* [Do this] Go through the entries below and count the lines holding the word "Forecast". Reply with only the number, please.

>> begin Dataset records

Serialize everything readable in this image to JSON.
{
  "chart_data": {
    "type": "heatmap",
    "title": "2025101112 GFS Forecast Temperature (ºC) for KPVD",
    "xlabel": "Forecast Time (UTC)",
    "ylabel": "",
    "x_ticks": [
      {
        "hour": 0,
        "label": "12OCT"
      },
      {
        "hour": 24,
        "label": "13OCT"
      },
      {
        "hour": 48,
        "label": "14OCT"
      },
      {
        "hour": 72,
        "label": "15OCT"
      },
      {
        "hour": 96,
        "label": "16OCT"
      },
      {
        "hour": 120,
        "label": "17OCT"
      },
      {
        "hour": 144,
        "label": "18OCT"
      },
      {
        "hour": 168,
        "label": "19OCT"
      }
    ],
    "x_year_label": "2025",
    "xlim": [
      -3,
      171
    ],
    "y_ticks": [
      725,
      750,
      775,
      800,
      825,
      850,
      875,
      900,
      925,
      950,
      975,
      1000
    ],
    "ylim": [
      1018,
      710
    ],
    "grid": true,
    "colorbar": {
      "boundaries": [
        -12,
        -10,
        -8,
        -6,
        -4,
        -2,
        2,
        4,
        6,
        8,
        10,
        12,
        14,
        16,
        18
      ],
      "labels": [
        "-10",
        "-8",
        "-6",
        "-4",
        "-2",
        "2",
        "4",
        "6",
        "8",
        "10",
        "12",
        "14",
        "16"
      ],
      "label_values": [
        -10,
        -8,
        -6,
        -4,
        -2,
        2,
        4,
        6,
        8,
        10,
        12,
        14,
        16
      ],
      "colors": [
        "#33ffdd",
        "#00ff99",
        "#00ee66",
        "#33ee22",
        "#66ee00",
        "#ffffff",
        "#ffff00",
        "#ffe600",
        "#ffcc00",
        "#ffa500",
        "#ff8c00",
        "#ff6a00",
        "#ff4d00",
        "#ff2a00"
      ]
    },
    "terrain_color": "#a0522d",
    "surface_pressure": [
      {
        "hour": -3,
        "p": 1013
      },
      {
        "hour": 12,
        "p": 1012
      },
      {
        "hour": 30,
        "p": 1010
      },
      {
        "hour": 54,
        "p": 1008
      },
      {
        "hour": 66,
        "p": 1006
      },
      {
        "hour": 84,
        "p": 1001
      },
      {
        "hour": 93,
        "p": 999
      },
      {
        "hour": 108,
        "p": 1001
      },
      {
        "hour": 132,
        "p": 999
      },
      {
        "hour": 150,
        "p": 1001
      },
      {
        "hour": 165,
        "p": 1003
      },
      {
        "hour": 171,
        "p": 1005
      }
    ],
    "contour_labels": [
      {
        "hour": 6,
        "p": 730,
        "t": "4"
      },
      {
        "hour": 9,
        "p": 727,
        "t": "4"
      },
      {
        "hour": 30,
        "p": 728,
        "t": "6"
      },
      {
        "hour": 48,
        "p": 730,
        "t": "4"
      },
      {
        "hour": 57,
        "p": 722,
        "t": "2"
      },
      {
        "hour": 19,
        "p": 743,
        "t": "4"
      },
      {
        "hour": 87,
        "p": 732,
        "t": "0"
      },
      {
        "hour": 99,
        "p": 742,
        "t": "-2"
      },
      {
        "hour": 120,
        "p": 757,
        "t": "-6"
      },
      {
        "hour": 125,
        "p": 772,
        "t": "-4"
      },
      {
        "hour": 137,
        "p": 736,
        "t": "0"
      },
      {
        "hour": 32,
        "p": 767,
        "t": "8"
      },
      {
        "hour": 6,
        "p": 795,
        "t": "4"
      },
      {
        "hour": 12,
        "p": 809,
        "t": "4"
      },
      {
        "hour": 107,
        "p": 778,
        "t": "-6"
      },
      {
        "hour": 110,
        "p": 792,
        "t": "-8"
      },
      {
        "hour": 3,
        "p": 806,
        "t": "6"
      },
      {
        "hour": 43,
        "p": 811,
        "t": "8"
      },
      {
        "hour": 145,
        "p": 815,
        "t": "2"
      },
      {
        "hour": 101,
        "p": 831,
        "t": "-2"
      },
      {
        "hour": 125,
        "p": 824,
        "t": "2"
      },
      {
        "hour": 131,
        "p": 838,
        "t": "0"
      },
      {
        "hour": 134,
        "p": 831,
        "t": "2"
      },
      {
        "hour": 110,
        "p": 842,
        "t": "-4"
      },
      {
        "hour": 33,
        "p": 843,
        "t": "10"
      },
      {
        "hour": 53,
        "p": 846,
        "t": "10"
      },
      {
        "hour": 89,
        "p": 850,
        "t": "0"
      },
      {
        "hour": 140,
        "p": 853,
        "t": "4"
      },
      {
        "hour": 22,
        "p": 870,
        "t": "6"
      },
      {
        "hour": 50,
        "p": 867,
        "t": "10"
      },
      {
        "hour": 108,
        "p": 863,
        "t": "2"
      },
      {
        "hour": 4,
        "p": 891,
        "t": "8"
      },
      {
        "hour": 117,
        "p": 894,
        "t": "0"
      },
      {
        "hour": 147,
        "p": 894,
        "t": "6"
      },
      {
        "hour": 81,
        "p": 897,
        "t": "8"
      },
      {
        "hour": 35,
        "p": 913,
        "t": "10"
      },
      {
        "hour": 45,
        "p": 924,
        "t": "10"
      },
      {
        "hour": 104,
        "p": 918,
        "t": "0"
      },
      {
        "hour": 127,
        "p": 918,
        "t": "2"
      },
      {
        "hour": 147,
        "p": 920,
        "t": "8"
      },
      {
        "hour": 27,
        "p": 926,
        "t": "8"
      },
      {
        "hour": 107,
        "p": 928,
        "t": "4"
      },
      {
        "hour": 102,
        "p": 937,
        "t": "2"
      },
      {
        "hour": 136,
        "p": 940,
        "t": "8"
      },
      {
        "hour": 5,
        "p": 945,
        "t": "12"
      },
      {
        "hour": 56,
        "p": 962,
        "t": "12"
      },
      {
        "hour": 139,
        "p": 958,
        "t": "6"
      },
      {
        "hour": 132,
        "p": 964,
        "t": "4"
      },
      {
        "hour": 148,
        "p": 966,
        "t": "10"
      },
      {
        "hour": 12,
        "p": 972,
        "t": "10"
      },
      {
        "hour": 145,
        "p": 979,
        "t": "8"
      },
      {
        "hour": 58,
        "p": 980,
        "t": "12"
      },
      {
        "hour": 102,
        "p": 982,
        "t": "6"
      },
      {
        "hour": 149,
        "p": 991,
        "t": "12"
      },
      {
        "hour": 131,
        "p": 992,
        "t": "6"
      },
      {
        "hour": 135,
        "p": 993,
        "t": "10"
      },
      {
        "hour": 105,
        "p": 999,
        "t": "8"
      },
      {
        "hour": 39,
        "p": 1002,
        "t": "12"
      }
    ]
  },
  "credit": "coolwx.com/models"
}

>> end Dataset records

* [Complete answer] 2